• [YOUR OBJECTIVE]
Omit the pictures from the entries below and retype everything else exactly.

•••••

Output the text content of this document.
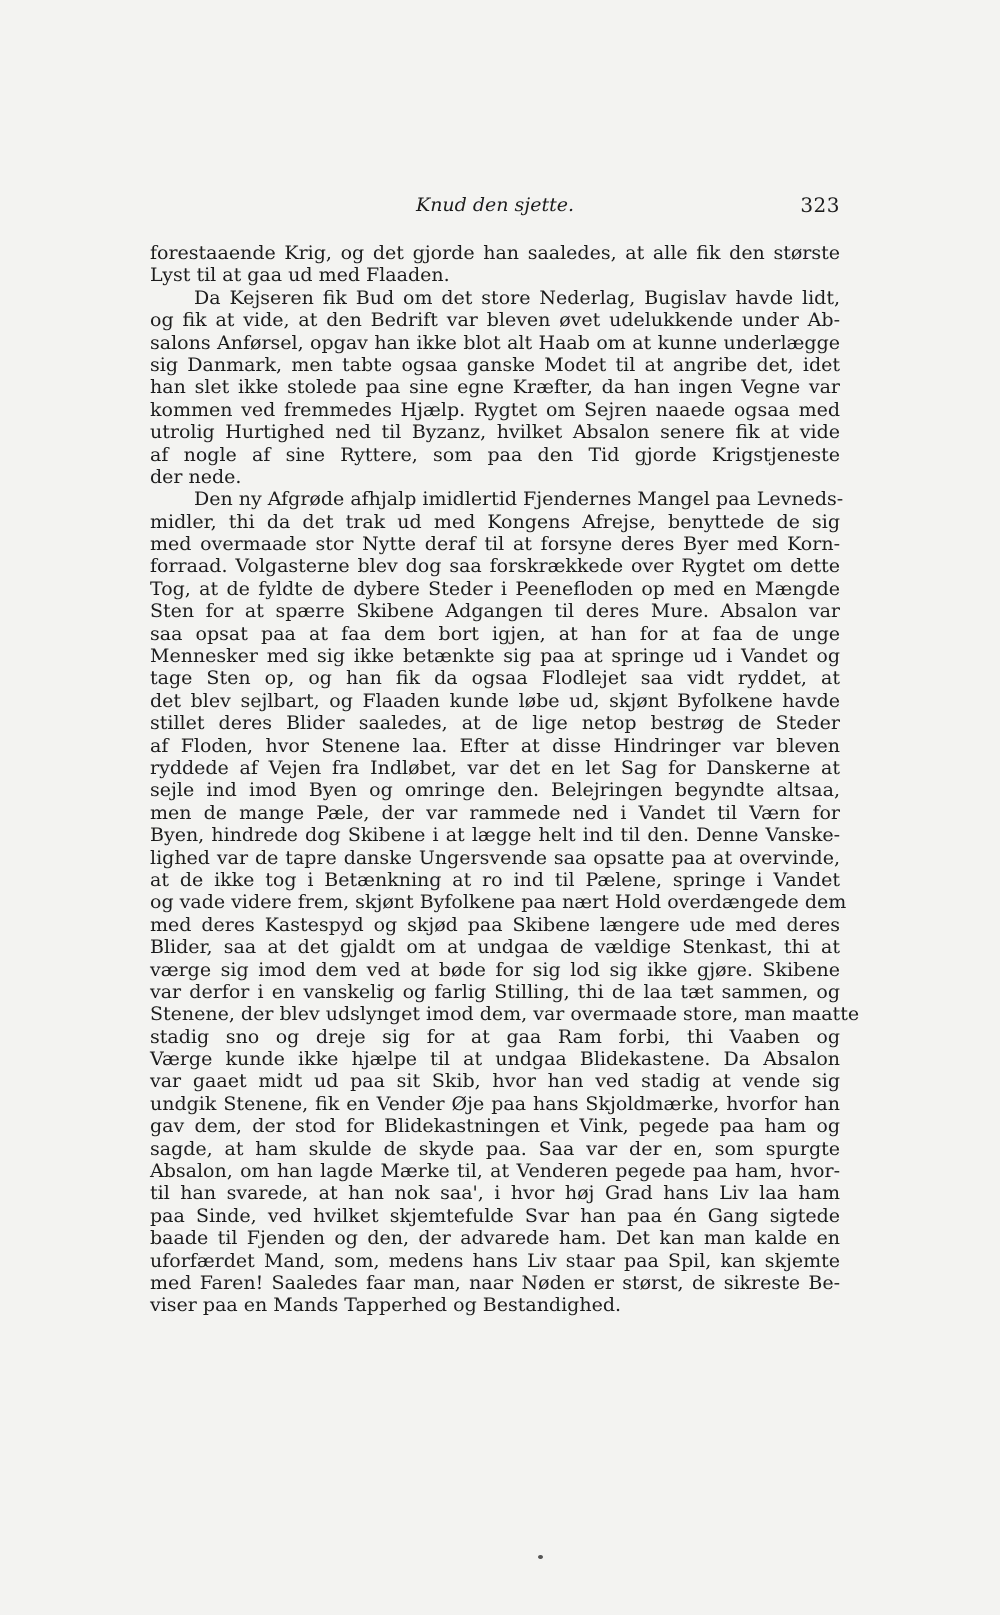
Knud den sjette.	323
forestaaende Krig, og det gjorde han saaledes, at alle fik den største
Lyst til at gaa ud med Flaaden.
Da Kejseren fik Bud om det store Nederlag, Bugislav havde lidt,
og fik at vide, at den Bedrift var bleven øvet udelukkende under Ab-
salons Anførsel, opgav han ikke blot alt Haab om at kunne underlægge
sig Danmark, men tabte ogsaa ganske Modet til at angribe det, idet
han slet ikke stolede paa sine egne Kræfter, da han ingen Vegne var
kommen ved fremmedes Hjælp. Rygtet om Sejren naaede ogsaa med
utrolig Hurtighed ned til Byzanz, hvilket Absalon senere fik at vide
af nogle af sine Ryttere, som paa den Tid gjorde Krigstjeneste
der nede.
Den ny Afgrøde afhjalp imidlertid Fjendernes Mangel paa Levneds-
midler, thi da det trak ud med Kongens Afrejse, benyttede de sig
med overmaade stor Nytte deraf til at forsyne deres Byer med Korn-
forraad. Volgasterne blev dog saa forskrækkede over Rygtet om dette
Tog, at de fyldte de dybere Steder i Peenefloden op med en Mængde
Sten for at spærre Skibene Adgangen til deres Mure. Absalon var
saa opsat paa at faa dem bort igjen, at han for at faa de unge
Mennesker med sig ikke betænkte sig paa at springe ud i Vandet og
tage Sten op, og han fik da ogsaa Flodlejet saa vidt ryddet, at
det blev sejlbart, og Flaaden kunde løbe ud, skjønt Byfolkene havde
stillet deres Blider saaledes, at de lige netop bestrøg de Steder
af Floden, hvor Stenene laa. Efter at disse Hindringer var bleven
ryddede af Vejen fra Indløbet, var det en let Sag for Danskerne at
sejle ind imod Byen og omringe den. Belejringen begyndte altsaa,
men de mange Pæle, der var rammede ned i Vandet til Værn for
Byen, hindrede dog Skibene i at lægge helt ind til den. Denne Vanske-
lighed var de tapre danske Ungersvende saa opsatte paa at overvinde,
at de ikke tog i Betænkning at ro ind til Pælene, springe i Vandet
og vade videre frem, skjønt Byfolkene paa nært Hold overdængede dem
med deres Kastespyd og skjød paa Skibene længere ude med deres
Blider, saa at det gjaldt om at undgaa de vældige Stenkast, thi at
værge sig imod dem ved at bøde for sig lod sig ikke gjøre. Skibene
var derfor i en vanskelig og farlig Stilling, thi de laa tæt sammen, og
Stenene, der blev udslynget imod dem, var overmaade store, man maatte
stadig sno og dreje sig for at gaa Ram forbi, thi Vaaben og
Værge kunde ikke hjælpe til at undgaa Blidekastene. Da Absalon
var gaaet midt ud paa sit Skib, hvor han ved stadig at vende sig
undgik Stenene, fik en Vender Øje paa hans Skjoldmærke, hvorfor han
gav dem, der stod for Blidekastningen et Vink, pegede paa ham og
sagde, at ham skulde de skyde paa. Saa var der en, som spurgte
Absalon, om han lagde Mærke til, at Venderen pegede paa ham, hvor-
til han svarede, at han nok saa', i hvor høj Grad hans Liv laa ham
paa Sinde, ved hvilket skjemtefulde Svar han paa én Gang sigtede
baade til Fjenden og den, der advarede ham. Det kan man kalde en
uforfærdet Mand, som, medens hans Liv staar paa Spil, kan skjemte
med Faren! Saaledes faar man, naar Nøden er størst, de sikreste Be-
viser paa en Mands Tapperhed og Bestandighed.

•••••

• [ANSWER FOR THIS EXERCISE]
Output the text content of this document.
Knud den sjette.	323
forestaaende Krig, og det gjorde han saaledes, at alle fik den største
Lyst til at gaa ud med Flaaden.
Da Kejseren fik Bud om det store Nederlag, Bugislav havde lidt,
og fik at vide, at den Bedrift var bleven øvet udelukkende under Ab-
salons Anførsel, opgav han ikke blot alt Haab om at kunne underlægge
sig Danmark, men tabte ogsaa ganske Modet til at angribe det, idet
han slet ikke stolede paa sine egne Kræfter, da han ingen Vegne var
kommen ved fremmedes Hjælp. Rygtet om Sejren naaede ogsaa med
utrolig Hurtighed ned til Byzanz, hvilket Absalon senere fik at vide
af nogle af sine Ryttere, som paa den Tid gjorde Krigstjeneste
der nede.
Den ny Afgrøde afhjalp imidlertid Fjendernes Mangel paa Levneds-
midler, thi da det trak ud med Kongens Afrejse, benyttede de sig
med overmaade stor Nytte deraf til at forsyne deres Byer med Korn-
forraad. Volgasterne blev dog saa forskrækkede over Rygtet om dette
Tog, at de fyldte de dybere Steder i Peenefloden op med en Mængde
Sten for at spærre Skibene Adgangen til deres Mure. Absalon var
saa opsat paa at faa dem bort igjen, at han for at faa de unge
Mennesker med sig ikke betænkte sig paa at springe ud i Vandet og
tage Sten op, og han fik da ogsaa Flodlejet saa vidt ryddet, at
det blev sejlbart, og Flaaden kunde løbe ud, skjønt Byfolkene havde
stillet deres Blider saaledes, at de lige netop bestrøg de Steder
af Floden, hvor Stenene laa. Efter at disse Hindringer var bleven
ryddede af Vejen fra Indløbet, var det en let Sag for Danskerne at
sejle ind imod Byen og omringe den. Belejringen begyndte altsaa,
men de mange Pæle, der var rammede ned i Vandet til Værn for
Byen, hindrede dog Skibene i at lægge helt ind til den. Denne Vanske-
lighed var de tapre danske Ungersvende saa opsatte paa at overvinde,
at de ikke tog i Betænkning at ro ind til Pælene, springe i Vandet
og vade videre frem, skjønt Byfolkene paa nært Hold overdængede dem
med deres Kastespyd og skjød paa Skibene længere ude med deres
Blider, saa at det gjaldt om at undgaa de vældige Stenkast, thi at
værge sig imod dem ved at bøde for sig lod sig ikke gjøre. Skibene
var derfor i en vanskelig og farlig Stilling, thi de laa tæt sammen, og
Stenene, der blev udslynget imod dem, var overmaade store, man maatte
stadig sno og dreje sig for at gaa Ram forbi, thi Vaaben og
Værge kunde ikke hjælpe til at undgaa Blidekastene. Da Absalon
var gaaet midt ud paa sit Skib, hvor han ved stadig at vende sig
undgik Stenene, fik en Vender Øje paa hans Skjoldmærke, hvorfor han
gav dem, der stod for Blidekastningen et Vink, pegede paa ham og
sagde, at ham skulde de skyde paa. Saa var der en, som spurgte
Absalon, om han lagde Mærke til, at Venderen pegede paa ham, hvor-
til han svarede, at han nok saa', i hvor høj Grad hans Liv laa ham
paa Sinde, ved hvilket skjemtefulde Svar han paa én Gang sigtede
baade til Fjenden og den, der advarede ham. Det kan man kalde en
uforfærdet Mand, som, medens hans Liv staar paa Spil, kan skjemte
med Faren! Saaledes faar man, naar Nøden er størst, de sikreste Be-
viser paa en Mands Tapperhed og Bestandighed.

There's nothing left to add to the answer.